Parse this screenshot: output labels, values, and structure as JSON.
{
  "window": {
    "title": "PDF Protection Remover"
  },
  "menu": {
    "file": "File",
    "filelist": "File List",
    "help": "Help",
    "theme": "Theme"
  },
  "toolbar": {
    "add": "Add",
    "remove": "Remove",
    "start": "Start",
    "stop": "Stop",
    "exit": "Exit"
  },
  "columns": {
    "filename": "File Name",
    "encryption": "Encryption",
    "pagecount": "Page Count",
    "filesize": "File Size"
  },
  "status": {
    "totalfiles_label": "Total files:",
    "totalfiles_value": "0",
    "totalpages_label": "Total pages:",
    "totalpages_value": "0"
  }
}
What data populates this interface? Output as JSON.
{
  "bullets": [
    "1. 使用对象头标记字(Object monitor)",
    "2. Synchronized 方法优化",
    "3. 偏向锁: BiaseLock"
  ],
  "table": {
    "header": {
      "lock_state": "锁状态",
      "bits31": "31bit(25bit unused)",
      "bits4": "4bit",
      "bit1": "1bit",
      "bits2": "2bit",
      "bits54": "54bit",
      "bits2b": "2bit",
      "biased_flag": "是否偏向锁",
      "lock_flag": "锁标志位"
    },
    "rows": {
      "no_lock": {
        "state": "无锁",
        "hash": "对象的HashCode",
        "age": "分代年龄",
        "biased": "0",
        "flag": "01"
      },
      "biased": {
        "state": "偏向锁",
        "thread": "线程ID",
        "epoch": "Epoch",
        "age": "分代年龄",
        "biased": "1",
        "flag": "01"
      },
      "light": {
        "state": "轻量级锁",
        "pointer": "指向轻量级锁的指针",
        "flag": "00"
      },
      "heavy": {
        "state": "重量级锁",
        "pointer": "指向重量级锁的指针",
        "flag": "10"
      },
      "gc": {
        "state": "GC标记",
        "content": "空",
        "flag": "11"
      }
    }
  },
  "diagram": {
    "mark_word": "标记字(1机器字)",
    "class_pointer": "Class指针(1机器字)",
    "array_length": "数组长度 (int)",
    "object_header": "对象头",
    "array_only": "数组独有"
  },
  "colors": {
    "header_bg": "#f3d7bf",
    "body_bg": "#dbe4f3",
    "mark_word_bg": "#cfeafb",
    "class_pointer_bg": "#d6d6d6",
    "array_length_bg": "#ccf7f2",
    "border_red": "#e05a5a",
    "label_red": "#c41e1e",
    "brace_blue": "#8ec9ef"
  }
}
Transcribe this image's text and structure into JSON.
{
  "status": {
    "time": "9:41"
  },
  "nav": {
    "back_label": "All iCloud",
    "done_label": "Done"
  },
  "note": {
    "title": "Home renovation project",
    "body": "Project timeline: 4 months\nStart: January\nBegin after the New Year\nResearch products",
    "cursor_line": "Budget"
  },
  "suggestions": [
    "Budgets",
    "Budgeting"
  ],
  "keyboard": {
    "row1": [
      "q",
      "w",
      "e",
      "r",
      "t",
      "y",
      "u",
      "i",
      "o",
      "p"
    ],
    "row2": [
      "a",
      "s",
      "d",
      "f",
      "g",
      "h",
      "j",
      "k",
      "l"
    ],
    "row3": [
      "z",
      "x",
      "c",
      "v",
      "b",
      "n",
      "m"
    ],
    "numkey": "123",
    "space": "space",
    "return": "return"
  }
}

• _TASK DIRECTIONS_
Respond with nothing but the number of lines in the entries that contain the string "this".

• _FULL OUTPUT_
3